Given task: Quote all of the data exactly as given. Skip every picture it contains.

Data for this task:
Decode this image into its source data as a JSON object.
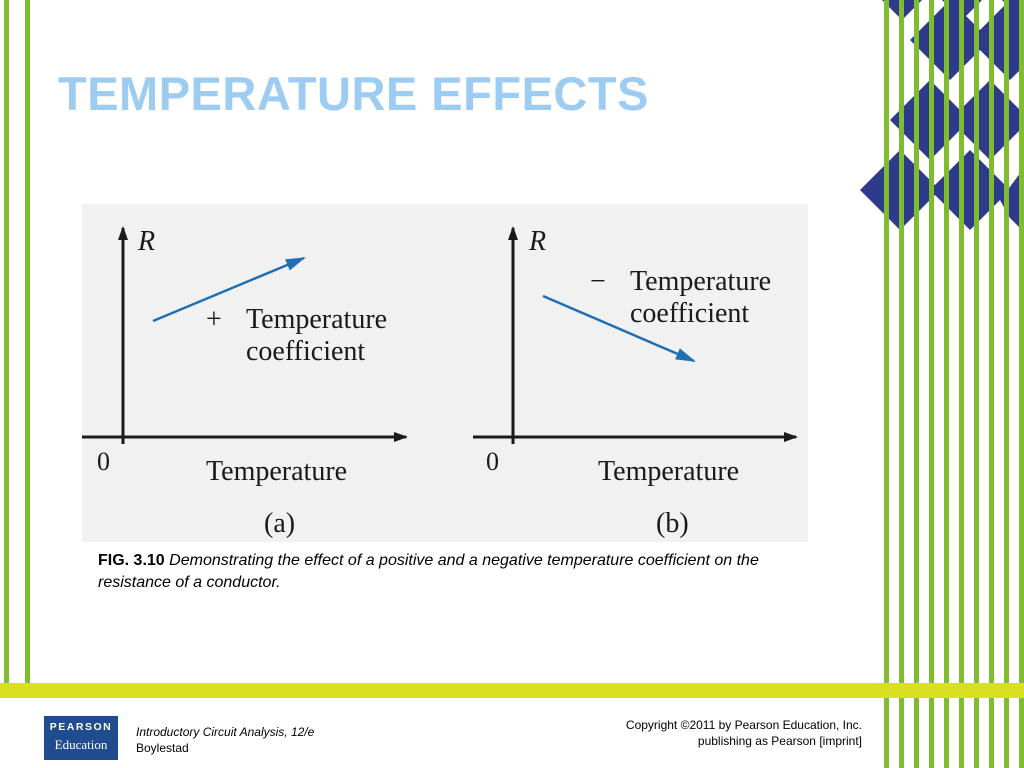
{
  "slide": {
    "title": "TEMPERATURE EFFECTS"
  },
  "figure": {
    "panel_a": {
      "y_axis_label": "R",
      "origin_label": "0",
      "x_axis_label": "Temperature",
      "sign": "+",
      "coeff_line1": "Temperature",
      "coeff_line2": "coefficient",
      "sublabel": "(a)"
    },
    "panel_b": {
      "y_axis_label": "R",
      "origin_label": "0",
      "x_axis_label": "Temperature",
      "sign": "−",
      "coeff_line1": "Temperature",
      "coeff_line2": "coefficient",
      "sublabel": "(b)"
    },
    "arrow_color": "#1f6fb5"
  },
  "caption": {
    "label": "FIG. 3.10",
    "text": "Demonstrating the effect of a positive and a negative temperature coefficient on the resistance of a conductor."
  },
  "footer": {
    "logo_line1": "PEARSON",
    "logo_line2": "Education",
    "book_title": "Introductory Circuit Analysis, 12/e",
    "book_author": "Boylestad",
    "copyright_line1": "Copyright ©2011 by Pearson Education, Inc.",
    "copyright_line2": "publishing as Pearson [imprint]"
  },
  "colors": {
    "title": "#9dccf2",
    "stripe_green": "#7fbc2e",
    "band_yellow": "#d8e021",
    "diamond_navy": "#2e3a8c",
    "logo_blue": "#1f4c8e"
  }
}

Correct result:
Decode this image into its source data as a JSON object.
{
  "slide": {
    "title": "TEMPERATURE EFFECTS"
  },
  "figure": {
    "panel_a": {
      "y_axis_label": "R",
      "origin_label": "0",
      "x_axis_label": "Temperature",
      "sign": "+",
      "coeff_line1": "Temperature",
      "coeff_line2": "coefficient",
      "sublabel": "(a)"
    },
    "panel_b": {
      "y_axis_label": "R",
      "origin_label": "0",
      "x_axis_label": "Temperature",
      "sign": "−",
      "coeff_line1": "Temperature",
      "coeff_line2": "coefficient",
      "sublabel": "(b)"
    },
    "arrow_color": "#1f6fb5"
  },
  "caption": {
    "label": "FIG. 3.10",
    "text": "Demonstrating the effect of a positive and a negative temperature coefficient on the resistance of a conductor."
  },
  "footer": {
    "logo_line1": "PEARSON",
    "logo_line2": "Education",
    "book_title": "Introductory Circuit Analysis, 12/e",
    "book_author": "Boylestad",
    "copyright_line1": "Copyright ©2011 by Pearson Education, Inc.",
    "copyright_line2": "publishing as Pearson [imprint]"
  },
  "colors": {
    "title": "#9dccf2",
    "stripe_green": "#7fbc2e",
    "band_yellow": "#d8e021",
    "diamond_navy": "#2e3a8c",
    "logo_blue": "#1f4c8e"
  }
}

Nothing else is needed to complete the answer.